## Goal of the exercise
In the material below, identify each line bearing the word "让城市更宜居". Reproduce those lines.

------ Data supplied ------

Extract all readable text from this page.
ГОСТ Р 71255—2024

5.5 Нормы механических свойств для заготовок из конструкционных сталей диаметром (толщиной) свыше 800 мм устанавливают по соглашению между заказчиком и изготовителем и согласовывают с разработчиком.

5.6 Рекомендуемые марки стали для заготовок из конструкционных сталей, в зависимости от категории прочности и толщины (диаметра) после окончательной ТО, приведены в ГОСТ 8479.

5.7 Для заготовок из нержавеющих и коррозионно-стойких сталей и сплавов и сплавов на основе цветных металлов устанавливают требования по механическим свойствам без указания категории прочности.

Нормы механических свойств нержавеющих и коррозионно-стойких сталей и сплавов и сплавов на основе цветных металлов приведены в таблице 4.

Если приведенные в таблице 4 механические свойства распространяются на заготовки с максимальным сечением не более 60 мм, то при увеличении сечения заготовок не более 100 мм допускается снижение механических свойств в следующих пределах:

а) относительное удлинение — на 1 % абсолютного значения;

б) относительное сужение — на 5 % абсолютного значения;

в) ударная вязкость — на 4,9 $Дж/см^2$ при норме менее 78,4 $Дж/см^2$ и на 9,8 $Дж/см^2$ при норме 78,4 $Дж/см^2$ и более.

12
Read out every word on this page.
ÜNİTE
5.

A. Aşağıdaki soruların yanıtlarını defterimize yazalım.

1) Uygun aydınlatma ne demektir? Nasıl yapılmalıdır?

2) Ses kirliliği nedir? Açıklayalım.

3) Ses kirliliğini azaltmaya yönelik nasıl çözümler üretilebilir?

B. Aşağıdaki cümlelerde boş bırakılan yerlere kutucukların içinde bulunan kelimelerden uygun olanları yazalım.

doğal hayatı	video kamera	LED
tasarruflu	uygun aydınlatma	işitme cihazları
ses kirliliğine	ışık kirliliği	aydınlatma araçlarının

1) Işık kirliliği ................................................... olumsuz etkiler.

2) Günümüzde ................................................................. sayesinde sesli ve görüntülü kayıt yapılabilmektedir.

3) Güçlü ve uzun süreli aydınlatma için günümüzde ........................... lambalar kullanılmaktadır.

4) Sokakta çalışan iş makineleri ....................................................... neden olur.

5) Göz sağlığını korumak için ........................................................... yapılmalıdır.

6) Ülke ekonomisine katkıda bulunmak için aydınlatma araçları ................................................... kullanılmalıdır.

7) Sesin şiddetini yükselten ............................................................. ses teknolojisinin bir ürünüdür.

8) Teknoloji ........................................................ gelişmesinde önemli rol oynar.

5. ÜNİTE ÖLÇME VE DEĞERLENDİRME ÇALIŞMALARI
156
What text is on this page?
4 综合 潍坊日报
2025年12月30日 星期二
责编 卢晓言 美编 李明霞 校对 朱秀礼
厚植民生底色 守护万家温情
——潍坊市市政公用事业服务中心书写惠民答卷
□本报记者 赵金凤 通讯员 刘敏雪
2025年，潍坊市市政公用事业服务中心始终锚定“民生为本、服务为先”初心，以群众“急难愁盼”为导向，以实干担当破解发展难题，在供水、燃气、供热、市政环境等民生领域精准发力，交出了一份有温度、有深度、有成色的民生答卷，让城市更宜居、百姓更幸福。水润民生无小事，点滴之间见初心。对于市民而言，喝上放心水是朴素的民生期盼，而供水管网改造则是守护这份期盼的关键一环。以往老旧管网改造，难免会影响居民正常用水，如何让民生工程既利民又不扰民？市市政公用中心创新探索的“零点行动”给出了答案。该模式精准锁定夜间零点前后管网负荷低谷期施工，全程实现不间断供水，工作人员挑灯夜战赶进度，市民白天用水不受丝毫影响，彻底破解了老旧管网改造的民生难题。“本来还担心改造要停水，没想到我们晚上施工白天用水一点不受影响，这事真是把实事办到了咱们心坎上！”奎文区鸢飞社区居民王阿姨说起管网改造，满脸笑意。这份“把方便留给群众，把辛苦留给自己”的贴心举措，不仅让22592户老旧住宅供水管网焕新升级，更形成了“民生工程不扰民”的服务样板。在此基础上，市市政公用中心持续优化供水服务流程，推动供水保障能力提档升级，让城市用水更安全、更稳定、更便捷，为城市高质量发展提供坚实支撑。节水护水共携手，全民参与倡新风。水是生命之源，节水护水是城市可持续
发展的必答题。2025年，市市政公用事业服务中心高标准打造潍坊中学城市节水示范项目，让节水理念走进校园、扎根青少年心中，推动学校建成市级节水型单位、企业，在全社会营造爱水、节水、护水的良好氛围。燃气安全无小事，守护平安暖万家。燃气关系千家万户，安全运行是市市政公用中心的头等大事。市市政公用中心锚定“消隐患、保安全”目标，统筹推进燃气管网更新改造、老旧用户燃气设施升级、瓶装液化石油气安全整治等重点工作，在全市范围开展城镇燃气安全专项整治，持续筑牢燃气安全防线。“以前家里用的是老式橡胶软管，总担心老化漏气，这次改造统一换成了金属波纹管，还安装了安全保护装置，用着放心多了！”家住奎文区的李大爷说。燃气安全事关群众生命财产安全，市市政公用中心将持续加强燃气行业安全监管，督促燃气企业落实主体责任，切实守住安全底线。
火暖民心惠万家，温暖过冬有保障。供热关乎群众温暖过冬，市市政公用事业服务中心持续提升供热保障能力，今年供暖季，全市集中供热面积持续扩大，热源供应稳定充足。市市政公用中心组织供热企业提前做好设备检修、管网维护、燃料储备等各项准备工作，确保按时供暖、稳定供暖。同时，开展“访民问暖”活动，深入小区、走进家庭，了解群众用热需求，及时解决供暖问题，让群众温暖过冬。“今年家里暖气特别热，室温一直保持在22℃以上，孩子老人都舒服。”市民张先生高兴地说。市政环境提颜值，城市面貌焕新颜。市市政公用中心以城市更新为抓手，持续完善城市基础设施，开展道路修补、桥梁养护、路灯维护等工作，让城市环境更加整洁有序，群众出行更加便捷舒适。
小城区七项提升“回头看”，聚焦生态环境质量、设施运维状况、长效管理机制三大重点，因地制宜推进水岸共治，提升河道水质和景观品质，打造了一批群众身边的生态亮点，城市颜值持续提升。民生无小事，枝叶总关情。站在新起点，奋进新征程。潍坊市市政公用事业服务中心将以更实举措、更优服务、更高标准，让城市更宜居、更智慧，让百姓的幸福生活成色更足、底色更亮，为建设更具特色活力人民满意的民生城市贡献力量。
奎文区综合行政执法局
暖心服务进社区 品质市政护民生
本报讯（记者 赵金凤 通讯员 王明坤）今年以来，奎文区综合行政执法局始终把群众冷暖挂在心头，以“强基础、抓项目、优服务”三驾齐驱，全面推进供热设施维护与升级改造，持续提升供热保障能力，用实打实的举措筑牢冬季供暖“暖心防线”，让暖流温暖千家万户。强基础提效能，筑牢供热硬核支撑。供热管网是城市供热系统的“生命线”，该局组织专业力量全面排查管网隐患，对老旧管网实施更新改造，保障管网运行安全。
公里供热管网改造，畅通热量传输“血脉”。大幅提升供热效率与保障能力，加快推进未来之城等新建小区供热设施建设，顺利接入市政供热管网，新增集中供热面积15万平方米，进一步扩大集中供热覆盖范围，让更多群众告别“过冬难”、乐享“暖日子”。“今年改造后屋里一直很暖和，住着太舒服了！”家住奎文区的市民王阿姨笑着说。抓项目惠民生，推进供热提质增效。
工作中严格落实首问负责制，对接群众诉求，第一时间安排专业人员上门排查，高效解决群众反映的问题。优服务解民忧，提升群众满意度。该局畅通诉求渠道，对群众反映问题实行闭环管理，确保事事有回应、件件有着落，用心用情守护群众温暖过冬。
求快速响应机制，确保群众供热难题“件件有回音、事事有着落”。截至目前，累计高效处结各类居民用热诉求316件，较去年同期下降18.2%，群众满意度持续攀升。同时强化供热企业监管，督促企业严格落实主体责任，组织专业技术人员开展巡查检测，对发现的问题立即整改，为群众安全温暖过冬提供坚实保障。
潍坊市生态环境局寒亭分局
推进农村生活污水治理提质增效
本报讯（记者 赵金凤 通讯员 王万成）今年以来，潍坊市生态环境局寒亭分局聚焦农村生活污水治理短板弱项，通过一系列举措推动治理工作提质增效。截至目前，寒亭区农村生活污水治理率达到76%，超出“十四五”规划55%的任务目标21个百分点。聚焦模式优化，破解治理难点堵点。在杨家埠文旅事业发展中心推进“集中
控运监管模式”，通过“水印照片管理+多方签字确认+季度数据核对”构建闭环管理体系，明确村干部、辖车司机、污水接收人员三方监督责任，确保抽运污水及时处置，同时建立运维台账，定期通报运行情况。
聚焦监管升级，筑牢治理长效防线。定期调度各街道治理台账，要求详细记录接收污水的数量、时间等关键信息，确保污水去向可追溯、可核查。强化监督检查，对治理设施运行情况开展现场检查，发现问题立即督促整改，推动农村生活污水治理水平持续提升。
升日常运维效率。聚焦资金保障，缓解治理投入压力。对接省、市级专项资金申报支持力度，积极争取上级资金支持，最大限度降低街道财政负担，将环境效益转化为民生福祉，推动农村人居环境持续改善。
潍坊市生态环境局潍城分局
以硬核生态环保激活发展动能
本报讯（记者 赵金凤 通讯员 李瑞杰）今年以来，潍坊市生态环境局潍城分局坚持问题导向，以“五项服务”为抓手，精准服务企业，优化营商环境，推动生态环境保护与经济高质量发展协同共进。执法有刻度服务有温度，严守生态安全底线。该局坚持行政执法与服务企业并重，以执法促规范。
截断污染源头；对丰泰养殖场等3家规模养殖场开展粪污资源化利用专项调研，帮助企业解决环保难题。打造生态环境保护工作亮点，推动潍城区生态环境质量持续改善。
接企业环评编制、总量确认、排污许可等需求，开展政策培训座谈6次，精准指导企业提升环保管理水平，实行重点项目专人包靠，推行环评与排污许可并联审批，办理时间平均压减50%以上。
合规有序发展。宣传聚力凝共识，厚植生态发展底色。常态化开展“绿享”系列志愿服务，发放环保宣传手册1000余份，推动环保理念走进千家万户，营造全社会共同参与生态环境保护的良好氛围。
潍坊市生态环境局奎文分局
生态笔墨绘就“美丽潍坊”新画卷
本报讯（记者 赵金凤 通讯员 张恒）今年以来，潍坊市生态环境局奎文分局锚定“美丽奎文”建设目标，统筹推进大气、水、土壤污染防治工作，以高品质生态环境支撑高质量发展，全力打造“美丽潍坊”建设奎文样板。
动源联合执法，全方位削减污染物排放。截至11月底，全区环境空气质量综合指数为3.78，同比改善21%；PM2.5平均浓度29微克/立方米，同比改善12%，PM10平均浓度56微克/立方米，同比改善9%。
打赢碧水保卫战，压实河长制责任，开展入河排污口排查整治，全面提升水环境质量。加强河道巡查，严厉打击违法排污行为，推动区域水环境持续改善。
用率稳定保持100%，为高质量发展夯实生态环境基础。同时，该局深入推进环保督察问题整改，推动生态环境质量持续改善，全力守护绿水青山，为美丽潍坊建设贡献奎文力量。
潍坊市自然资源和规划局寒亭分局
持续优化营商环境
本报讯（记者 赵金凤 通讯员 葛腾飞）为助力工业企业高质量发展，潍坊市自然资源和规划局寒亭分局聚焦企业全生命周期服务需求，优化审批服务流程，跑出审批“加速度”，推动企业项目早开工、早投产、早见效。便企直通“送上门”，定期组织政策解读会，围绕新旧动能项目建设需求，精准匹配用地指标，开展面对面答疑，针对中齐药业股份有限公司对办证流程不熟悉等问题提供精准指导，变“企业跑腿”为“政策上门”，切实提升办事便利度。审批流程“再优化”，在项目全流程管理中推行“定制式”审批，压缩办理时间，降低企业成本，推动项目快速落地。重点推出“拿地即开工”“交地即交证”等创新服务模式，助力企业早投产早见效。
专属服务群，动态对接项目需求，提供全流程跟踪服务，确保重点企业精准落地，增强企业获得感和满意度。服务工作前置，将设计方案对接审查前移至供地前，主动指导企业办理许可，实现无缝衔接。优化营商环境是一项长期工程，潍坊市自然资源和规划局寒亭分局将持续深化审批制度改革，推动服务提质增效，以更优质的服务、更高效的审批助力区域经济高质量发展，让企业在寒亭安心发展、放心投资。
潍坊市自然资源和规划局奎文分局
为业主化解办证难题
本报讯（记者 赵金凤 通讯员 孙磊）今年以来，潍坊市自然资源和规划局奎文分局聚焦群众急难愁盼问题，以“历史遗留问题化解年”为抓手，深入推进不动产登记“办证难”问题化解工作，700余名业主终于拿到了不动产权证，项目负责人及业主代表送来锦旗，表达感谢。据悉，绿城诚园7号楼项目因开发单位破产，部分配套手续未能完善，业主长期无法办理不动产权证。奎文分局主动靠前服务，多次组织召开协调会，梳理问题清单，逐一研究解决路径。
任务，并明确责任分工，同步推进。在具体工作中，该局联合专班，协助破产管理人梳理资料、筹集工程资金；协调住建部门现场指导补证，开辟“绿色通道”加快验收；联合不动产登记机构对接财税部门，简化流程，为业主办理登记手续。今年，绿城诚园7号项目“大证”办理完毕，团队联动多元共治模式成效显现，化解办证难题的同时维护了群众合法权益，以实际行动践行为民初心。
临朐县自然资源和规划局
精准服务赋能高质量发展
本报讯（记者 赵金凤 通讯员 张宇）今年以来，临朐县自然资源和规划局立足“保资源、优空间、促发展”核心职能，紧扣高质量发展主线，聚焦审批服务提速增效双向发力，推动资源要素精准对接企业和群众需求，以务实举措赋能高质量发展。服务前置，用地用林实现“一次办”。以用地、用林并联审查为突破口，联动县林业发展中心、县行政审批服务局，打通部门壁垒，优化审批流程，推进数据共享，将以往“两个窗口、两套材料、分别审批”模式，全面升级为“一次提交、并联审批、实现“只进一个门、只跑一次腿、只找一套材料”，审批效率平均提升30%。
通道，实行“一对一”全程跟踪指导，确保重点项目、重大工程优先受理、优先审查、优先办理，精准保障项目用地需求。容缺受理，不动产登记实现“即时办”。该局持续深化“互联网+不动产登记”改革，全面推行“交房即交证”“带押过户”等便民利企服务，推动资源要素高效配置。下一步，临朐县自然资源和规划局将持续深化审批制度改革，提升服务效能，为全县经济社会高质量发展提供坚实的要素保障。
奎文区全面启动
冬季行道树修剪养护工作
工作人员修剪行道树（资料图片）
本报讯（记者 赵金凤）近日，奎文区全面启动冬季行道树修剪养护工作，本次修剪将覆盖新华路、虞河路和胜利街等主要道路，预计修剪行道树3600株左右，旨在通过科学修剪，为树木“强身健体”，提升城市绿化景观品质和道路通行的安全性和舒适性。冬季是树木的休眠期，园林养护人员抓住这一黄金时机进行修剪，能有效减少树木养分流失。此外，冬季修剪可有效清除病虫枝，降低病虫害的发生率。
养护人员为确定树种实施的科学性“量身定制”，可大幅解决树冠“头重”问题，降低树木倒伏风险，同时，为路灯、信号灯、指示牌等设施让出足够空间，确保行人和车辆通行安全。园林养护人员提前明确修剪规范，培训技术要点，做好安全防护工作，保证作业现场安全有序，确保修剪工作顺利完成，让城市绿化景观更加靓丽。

------

## Solution
2025年，潍坊市市政公用事业服务中心始终锚定“民生为本、服务为先”初心，以群众“急难愁盼”为导向，以实干担当破解发展难题，在供水、燃气、供热、市政环境等民生领域精准发力，交出了一份有温度、有深度、有成色的民生答卷，让城市更宜居、百姓更幸福。水润民生无小事，点滴之间见初心。对于市民而言，喝上放心水是朴素的民生期盼，而供水管网改造则是守护这份期盼的关键一环。以往老旧管网改造，难免会影响居民正常用水，如何让民生工程既利民又不扰民？市市政公用中心创新探索的“零点行动”给出了答案。该模式精准锁定夜间零点前后管网负荷低谷期施工，全程实现不间断供水，工作人员挑灯夜战赶进度，市民白天用水不受丝毫影响，彻底破解了老旧管网改造的民生难题。“本来还担心改造要停水，没想到我们晚上施工白天用水一点不受影响，这事真是把实事办到了咱们心坎上！”奎文区鸢飞社区居民王阿姨说起管网改造，满脸笑意。这份“把方便留给群众，把辛苦留给自己”的贴心举措，不仅让22592户老旧住宅供水管网焕新升级，更形成了“民生工程不扰民”的服务样板。在此基础上，市市政公用中心持续优化供水服务流程，推动供水保障能力提档升级，让城市用水更安全、更稳定、更便捷，为城市高质量发展提供坚实支撑。节水护水共携手，全民参与倡新风。水是生命之源，节水护水是城市可持续
小城区七项提升“回头看”，聚焦生态环境质量、设施运维状况、长效管理机制三大重点，因地制宜推进水岸共治，提升河道水质和景观品质，打造了一批群众身边的生态亮点，城市颜值持续提升。民生无小事，枝叶总关情。站在新起点，奋进新征程。潍坊市市政公用事业服务中心将以更实举措、更优服务、更高标准，让城市更宜居、更智慧，让百姓的幸福生活成色更足、底色更亮，为建设更具特色活力人民满意的民生城市贡献力量。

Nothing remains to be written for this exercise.